Each record below should appear again exactly as written.

[START]

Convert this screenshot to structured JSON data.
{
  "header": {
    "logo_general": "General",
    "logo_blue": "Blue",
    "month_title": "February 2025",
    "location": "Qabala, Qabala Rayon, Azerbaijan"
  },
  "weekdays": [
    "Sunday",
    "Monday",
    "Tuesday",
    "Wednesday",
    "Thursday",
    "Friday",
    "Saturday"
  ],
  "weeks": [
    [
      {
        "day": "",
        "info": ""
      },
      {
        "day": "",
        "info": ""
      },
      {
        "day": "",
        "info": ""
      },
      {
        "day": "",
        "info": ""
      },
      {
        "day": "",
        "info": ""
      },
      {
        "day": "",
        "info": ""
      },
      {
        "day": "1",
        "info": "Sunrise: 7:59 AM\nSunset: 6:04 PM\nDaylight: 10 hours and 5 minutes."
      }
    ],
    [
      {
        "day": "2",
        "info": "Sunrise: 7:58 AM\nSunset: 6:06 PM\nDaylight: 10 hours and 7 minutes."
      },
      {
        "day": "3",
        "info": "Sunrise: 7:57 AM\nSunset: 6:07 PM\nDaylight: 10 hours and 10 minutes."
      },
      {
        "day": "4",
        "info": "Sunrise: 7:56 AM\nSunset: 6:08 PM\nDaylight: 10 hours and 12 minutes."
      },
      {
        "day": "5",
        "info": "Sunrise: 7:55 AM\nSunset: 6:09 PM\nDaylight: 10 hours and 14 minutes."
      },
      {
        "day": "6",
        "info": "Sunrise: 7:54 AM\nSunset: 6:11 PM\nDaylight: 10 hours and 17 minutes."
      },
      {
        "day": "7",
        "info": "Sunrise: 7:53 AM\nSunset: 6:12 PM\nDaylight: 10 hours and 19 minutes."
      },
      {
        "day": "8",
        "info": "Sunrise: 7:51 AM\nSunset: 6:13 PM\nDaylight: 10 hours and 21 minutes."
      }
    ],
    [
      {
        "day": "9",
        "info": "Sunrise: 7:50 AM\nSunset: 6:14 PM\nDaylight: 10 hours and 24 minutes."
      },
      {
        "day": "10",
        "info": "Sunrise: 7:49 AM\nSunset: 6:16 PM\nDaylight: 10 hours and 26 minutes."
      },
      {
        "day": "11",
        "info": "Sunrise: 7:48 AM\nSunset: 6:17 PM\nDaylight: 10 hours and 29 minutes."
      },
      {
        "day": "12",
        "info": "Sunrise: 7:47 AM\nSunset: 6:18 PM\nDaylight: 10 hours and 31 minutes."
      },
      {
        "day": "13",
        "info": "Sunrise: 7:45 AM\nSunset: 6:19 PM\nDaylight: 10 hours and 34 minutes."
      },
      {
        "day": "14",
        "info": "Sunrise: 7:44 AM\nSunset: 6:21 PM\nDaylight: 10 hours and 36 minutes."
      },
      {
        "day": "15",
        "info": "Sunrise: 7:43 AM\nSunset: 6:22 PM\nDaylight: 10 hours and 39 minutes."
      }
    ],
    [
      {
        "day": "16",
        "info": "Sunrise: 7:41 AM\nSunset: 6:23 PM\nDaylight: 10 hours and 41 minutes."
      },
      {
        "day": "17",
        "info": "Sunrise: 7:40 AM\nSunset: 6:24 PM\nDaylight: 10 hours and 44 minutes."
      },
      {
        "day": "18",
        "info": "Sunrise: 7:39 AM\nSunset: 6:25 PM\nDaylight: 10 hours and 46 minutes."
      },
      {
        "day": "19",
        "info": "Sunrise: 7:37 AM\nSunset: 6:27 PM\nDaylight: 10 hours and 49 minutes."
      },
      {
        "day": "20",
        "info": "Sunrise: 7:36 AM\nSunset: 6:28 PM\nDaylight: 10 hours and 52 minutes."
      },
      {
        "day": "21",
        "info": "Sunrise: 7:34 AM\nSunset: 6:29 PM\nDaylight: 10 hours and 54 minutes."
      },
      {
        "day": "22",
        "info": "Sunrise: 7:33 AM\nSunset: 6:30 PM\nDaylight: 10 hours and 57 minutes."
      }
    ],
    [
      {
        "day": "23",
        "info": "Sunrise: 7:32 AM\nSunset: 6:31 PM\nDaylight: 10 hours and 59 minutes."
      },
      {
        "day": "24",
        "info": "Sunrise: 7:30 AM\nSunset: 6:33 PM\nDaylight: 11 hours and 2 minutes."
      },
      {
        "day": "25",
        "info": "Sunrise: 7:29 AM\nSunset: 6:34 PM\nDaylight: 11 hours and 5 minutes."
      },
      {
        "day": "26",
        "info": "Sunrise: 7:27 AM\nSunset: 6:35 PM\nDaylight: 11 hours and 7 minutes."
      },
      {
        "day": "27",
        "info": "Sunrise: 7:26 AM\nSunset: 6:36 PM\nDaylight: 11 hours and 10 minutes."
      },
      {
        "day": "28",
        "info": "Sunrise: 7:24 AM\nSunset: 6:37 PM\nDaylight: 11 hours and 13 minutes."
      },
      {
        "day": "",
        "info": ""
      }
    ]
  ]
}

[END]

> _Right answer_
Convert this screenshot to structured JSON data.
{
  "header": {
    "logo_general": "General",
    "logo_blue": "Blue",
    "month_title": "February 2025",
    "location": "Qabala, Qabala Rayon, Azerbaijan"
  },
  "weekdays": [
    "Sunday",
    "Monday",
    "Tuesday",
    "Wednesday",
    "Thursday",
    "Friday",
    "Saturday"
  ],
  "weeks": [
    [
      {
        "day": "",
        "info": ""
      },
      {
        "day": "",
        "info": ""
      },
      {
        "day": "",
        "info": ""
      },
      {
        "day": "",
        "info": ""
      },
      {
        "day": "",
        "info": ""
      },
      {
        "day": "",
        "info": ""
      },
      {
        "day": "1",
        "info": "Sunrise: 7:59 AM\nSunset: 6:04 PM\nDaylight: 10 hours and 5 minutes."
      }
    ],
    [
      {
        "day": "2",
        "info": "Sunrise: 7:58 AM\nSunset: 6:06 PM\nDaylight: 10 hours and 7 minutes."
      },
      {
        "day": "3",
        "info": "Sunrise: 7:57 AM\nSunset: 6:07 PM\nDaylight: 10 hours and 10 minutes."
      },
      {
        "day": "4",
        "info": "Sunrise: 7:56 AM\nSunset: 6:08 PM\nDaylight: 10 hours and 12 minutes."
      },
      {
        "day": "5",
        "info": "Sunrise: 7:55 AM\nSunset: 6:09 PM\nDaylight: 10 hours and 14 minutes."
      },
      {
        "day": "6",
        "info": "Sunrise: 7:54 AM\nSunset: 6:11 PM\nDaylight: 10 hours and 17 minutes."
      },
      {
        "day": "7",
        "info": "Sunrise: 7:53 AM\nSunset: 6:12 PM\nDaylight: 10 hours and 19 minutes."
      },
      {
        "day": "8",
        "info": "Sunrise: 7:51 AM\nSunset: 6:13 PM\nDaylight: 10 hours and 21 minutes."
      }
    ],
    [
      {
        "day": "9",
        "info": "Sunrise: 7:50 AM\nSunset: 6:14 PM\nDaylight: 10 hours and 24 minutes."
      },
      {
        "day": "10",
        "info": "Sunrise: 7:49 AM\nSunset: 6:16 PM\nDaylight: 10 hours and 26 minutes."
      },
      {
        "day": "11",
        "info": "Sunrise: 7:48 AM\nSunset: 6:17 PM\nDaylight: 10 hours and 29 minutes."
      },
      {
        "day": "12",
        "info": "Sunrise: 7:47 AM\nSunset: 6:18 PM\nDaylight: 10 hours and 31 minutes."
      },
      {
        "day": "13",
        "info": "Sunrise: 7:45 AM\nSunset: 6:19 PM\nDaylight: 10 hours and 34 minutes."
      },
      {
        "day": "14",
        "info": "Sunrise: 7:44 AM\nSunset: 6:21 PM\nDaylight: 10 hours and 36 minutes."
      },
      {
        "day": "15",
        "info": "Sunrise: 7:43 AM\nSunset: 6:22 PM\nDaylight: 10 hours and 39 minutes."
      }
    ],
    [
      {
        "day": "16",
        "info": "Sunrise: 7:41 AM\nSunset: 6:23 PM\nDaylight: 10 hours and 41 minutes."
      },
      {
        "day": "17",
        "info": "Sunrise: 7:40 AM\nSunset: 6:24 PM\nDaylight: 10 hours and 44 minutes."
      },
      {
        "day": "18",
        "info": "Sunrise: 7:39 AM\nSunset: 6:25 PM\nDaylight: 10 hours and 46 minutes."
      },
      {
        "day": "19",
        "info": "Sunrise: 7:37 AM\nSunset: 6:27 PM\nDaylight: 10 hours and 49 minutes."
      },
      {
        "day": "20",
        "info": "Sunrise: 7:36 AM\nSunset: 6:28 PM\nDaylight: 10 hours and 52 minutes."
      },
      {
        "day": "21",
        "info": "Sunrise: 7:34 AM\nSunset: 6:29 PM\nDaylight: 10 hours and 54 minutes."
      },
      {
        "day": "22",
        "info": "Sunrise: 7:33 AM\nSunset: 6:30 PM\nDaylight: 10 hours and 57 minutes."
      }
    ],
    [
      {
        "day": "23",
        "info": "Sunrise: 7:32 AM\nSunset: 6:31 PM\nDaylight: 10 hours and 59 minutes."
      },
      {
        "day": "24",
        "info": "Sunrise: 7:30 AM\nSunset: 6:33 PM\nDaylight: 11 hours and 2 minutes."
      },
      {
        "day": "25",
        "info": "Sunrise: 7:29 AM\nSunset: 6:34 PM\nDaylight: 11 hours and 5 minutes."
      },
      {
        "day": "26",
        "info": "Sunrise: 7:27 AM\nSunset: 6:35 PM\nDaylight: 11 hours and 7 minutes."
      },
      {
        "day": "27",
        "info": "Sunrise: 7:26 AM\nSunset: 6:36 PM\nDaylight: 11 hours and 10 minutes."
      },
      {
        "day": "28",
        "info": "Sunrise: 7:24 AM\nSunset: 6:37 PM\nDaylight: 11 hours and 13 minutes."
      },
      {
        "day": "",
        "info": ""
      }
    ]
  ]
}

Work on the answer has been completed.